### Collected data
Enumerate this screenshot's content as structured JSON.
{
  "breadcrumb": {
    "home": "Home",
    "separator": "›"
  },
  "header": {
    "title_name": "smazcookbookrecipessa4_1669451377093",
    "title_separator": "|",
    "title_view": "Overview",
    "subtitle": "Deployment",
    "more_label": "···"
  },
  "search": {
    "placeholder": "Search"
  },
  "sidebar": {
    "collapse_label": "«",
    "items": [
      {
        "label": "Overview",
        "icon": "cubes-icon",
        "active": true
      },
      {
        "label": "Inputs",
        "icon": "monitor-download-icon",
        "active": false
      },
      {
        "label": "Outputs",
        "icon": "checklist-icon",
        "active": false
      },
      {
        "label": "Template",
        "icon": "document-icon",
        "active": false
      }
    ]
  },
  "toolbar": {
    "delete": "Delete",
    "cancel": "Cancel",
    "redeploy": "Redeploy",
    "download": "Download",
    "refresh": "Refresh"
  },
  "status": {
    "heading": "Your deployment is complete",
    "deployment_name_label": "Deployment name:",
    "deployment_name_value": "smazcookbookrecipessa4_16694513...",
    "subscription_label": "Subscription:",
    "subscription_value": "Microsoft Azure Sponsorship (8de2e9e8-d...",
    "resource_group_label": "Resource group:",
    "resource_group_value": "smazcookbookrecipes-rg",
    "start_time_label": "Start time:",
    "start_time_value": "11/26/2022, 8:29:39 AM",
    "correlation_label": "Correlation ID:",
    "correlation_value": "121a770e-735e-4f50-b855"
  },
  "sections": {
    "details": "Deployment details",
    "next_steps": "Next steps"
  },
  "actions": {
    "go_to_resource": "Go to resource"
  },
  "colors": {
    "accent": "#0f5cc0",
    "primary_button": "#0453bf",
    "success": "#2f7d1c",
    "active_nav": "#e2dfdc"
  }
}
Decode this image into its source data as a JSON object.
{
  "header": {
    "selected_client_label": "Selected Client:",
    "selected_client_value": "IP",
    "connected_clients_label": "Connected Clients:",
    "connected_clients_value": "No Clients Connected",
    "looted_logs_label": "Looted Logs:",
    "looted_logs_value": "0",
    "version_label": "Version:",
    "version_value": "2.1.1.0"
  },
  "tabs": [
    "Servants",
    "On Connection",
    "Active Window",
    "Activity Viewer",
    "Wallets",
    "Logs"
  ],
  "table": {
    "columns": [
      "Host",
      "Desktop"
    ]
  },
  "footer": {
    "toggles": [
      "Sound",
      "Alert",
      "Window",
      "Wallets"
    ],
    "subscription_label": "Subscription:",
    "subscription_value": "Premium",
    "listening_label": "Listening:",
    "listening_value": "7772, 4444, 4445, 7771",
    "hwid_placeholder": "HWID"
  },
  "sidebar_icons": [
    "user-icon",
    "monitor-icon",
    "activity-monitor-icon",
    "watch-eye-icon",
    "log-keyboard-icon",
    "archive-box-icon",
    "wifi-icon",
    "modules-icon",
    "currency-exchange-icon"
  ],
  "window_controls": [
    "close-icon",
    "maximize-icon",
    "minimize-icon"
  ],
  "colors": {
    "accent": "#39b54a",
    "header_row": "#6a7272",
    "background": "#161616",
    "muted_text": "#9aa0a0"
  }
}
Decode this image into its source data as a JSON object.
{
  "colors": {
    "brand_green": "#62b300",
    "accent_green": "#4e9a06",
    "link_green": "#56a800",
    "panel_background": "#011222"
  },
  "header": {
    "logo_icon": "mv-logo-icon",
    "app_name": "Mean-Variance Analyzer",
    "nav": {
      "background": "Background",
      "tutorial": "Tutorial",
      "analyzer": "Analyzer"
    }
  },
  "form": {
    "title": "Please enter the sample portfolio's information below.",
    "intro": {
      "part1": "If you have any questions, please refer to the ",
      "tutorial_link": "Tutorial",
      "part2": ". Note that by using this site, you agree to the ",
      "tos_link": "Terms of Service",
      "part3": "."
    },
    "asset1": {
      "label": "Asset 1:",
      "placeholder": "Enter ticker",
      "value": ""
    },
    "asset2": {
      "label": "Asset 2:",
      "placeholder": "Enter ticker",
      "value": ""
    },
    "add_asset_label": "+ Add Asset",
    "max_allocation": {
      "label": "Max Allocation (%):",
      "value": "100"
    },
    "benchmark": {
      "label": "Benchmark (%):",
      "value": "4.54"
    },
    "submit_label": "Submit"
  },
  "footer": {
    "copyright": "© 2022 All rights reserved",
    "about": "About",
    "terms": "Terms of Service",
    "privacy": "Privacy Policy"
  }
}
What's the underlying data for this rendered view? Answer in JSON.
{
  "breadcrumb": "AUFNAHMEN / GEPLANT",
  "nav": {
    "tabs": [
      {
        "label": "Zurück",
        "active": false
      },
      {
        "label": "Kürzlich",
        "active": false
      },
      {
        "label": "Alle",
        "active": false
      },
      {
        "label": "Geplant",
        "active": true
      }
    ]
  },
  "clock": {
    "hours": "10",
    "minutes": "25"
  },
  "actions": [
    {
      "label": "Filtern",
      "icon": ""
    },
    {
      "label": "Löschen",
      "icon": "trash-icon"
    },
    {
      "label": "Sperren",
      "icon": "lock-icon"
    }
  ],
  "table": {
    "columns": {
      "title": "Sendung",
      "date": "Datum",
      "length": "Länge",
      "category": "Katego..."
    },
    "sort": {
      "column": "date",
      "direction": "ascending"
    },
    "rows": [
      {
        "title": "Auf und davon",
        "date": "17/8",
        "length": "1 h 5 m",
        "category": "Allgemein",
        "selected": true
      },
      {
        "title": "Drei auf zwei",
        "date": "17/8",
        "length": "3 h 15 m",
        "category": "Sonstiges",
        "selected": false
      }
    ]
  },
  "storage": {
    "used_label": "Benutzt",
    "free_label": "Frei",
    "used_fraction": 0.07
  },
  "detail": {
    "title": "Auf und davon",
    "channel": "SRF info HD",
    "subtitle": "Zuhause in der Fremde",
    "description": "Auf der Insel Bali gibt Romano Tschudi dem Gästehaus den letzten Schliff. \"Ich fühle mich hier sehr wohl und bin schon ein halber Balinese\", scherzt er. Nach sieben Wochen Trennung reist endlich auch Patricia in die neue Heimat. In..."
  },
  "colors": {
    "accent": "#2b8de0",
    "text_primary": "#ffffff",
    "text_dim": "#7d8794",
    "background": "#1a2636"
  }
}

### TASK
Write out every line of the records exactly.

### TASK RESPONSE
Enumerate this screenshot's content as structured JSON.
{
  "breadcrumb": {
    "home": "Home",
    "separator": "›"
  },
  "header": {
    "title_name": "smazcookbookrecipessa4_1669451377093",
    "title_separator": "|",
    "title_view": "Overview",
    "subtitle": "Deployment",
    "more_label": "···"
  },
  "search": {
    "placeholder": "Search"
  },
  "sidebar": {
    "collapse_label": "«",
    "items": [
      {
        "label": "Overview",
        "icon": "cubes-icon",
        "active": true
      },
      {
        "label": "Inputs",
        "icon": "monitor-download-icon",
        "active": false
      },
      {
        "label": "Outputs",
        "icon": "checklist-icon",
        "active": false
      },
      {
        "label": "Template",
        "icon": "document-icon",
        "active": false
      }
    ]
  },
  "toolbar": {
    "delete": "Delete",
    "cancel": "Cancel",
    "redeploy": "Redeploy",
    "download": "Download",
    "refresh": "Refresh"
  },
  "status": {
    "heading": "Your deployment is complete",
    "deployment_name_label": "Deployment name:",
    "deployment_name_value": "smazcookbookrecipessa4_16694513...",
    "subscription_label": "Subscription:",
    "subscription_value": "Microsoft Azure Sponsorship (8de2e9e8-d...",
    "resource_group_label": "Resource group:",
    "resource_group_value": "smazcookbookrecipes-rg",
    "start_time_label": "Start time:",
    "start_time_value": "11/26/2022, 8:29:39 AM",
    "correlation_label": "Correlation ID:",
    "correlation_value": "121a770e-735e-4f50-b855"
  },
  "sections": {
    "details": "Deployment details",
    "next_steps": "Next steps"
  },
  "actions": {
    "go_to_resource": "Go to resource"
  },
  "colors": {
    "accent": "#0f5cc0",
    "primary_button": "#0453bf",
    "success": "#2f7d1c",
    "active_nav": "#e2dfdc"
  }
}
Decode this image into its source data as a JSON object.
{
  "header": {
    "selected_client_label": "Selected Client:",
    "selected_client_value": "IP",
    "connected_clients_label": "Connected Clients:",
    "connected_clients_value": "No Clients Connected",
    "looted_logs_label": "Looted Logs:",
    "looted_logs_value": "0",
    "version_label": "Version:",
    "version_value": "2.1.1.0"
  },
  "tabs": [
    "Servants",
    "On Connection",
    "Active Window",
    "Activity Viewer",
    "Wallets",
    "Logs"
  ],
  "table": {
    "columns": [
      "Host",
      "Desktop"
    ]
  },
  "footer": {
    "toggles": [
      "Sound",
      "Alert",
      "Window",
      "Wallets"
    ],
    "subscription_label": "Subscription:",
    "subscription_value": "Premium",
    "listening_label": "Listening:",
    "listening_value": "7772, 4444, 4445, 7771",
    "hwid_placeholder": "HWID"
  },
  "sidebar_icons": [
    "user-icon",
    "monitor-icon",
    "activity-monitor-icon",
    "watch-eye-icon",
    "log-keyboard-icon",
    "archive-box-icon",
    "wifi-icon",
    "modules-icon",
    "currency-exchange-icon"
  ],
  "window_controls": [
    "close-icon",
    "maximize-icon",
    "minimize-icon"
  ],
  "colors": {
    "accent": "#39b54a",
    "header_row": "#6a7272",
    "background": "#161616",
    "muted_text": "#9aa0a0"
  }
}
Decode this image into its source data as a JSON object.
{
  "colors": {
    "brand_green": "#62b300",
    "accent_green": "#4e9a06",
    "link_green": "#56a800",
    "panel_background": "#011222"
  },
  "header": {
    "logo_icon": "mv-logo-icon",
    "app_name": "Mean-Variance Analyzer",
    "nav": {
      "background": "Background",
      "tutorial": "Tutorial",
      "analyzer": "Analyzer"
    }
  },
  "form": {
    "title": "Please enter the sample portfolio's information below.",
    "intro": {
      "part1": "If you have any questions, please refer to the ",
      "tutorial_link": "Tutorial",
      "part2": ". Note that by using this site, you agree to the ",
      "tos_link": "Terms of Service",
      "part3": "."
    },
    "asset1": {
      "label": "Asset 1:",
      "placeholder": "Enter ticker",
      "value": ""
    },
    "asset2": {
      "label": "Asset 2:",
      "placeholder": "Enter ticker",
      "value": ""
    },
    "add_asset_label": "+ Add Asset",
    "max_allocation": {
      "label": "Max Allocation (%):",
      "value": "100"
    },
    "benchmark": {
      "label": "Benchmark (%):",
      "value": "4.54"
    },
    "submit_label": "Submit"
  },
  "footer": {
    "copyright": "© 2022 All rights reserved",
    "about": "About",
    "terms": "Terms of Service",
    "privacy": "Privacy Policy"
  }
}
What's the underlying data for this rendered view? Answer in JSON.
{
  "breadcrumb": "AUFNAHMEN / GEPLANT",
  "nav": {
    "tabs": [
      {
        "label": "Zurück",
        "active": false
      },
      {
        "label": "Kürzlich",
        "active": false
      },
      {
        "label": "Alle",
        "active": false
      },
      {
        "label": "Geplant",
        "active": true
      }
    ]
  },
  "clock": {
    "hours": "10",
    "minutes": "25"
  },
  "actions": [
    {
      "label": "Filtern",
      "icon": ""
    },
    {
      "label": "Löschen",
      "icon": "trash-icon"
    },
    {
      "label": "Sperren",
      "icon": "lock-icon"
    }
  ],
  "table": {
    "columns": {
      "title": "Sendung",
      "date": "Datum",
      "length": "Länge",
      "category": "Katego..."
    },
    "sort": {
      "column": "date",
      "direction": "ascending"
    },
    "rows": [
      {
        "title": "Auf und davon",
        "date": "17/8",
        "length": "1 h 5 m",
        "category": "Allgemein",
        "selected": true
      },
      {
        "title": "Drei auf zwei",
        "date": "17/8",
        "length": "3 h 15 m",
        "category": "Sonstiges",
        "selected": false
      }
    ]
  },
  "storage": {
    "used_label": "Benutzt",
    "free_label": "Frei",
    "used_fraction": 0.07
  },
  "detail": {
    "title": "Auf und davon",
    "channel": "SRF info HD",
    "subtitle": "Zuhause in der Fremde",
    "description": "Auf der Insel Bali gibt Romano Tschudi dem Gästehaus den letzten Schliff. \"Ich fühle mich hier sehr wohl und bin schon ein halber Balinese\", scherzt er. Nach sieben Wochen Trennung reist endlich auch Patricia in die neue Heimat. In..."
  },
  "colors": {
    "accent": "#2b8de0",
    "text_primary": "#ffffff",
    "text_dim": "#7d8794",
    "background": "#1a2636"
  }
}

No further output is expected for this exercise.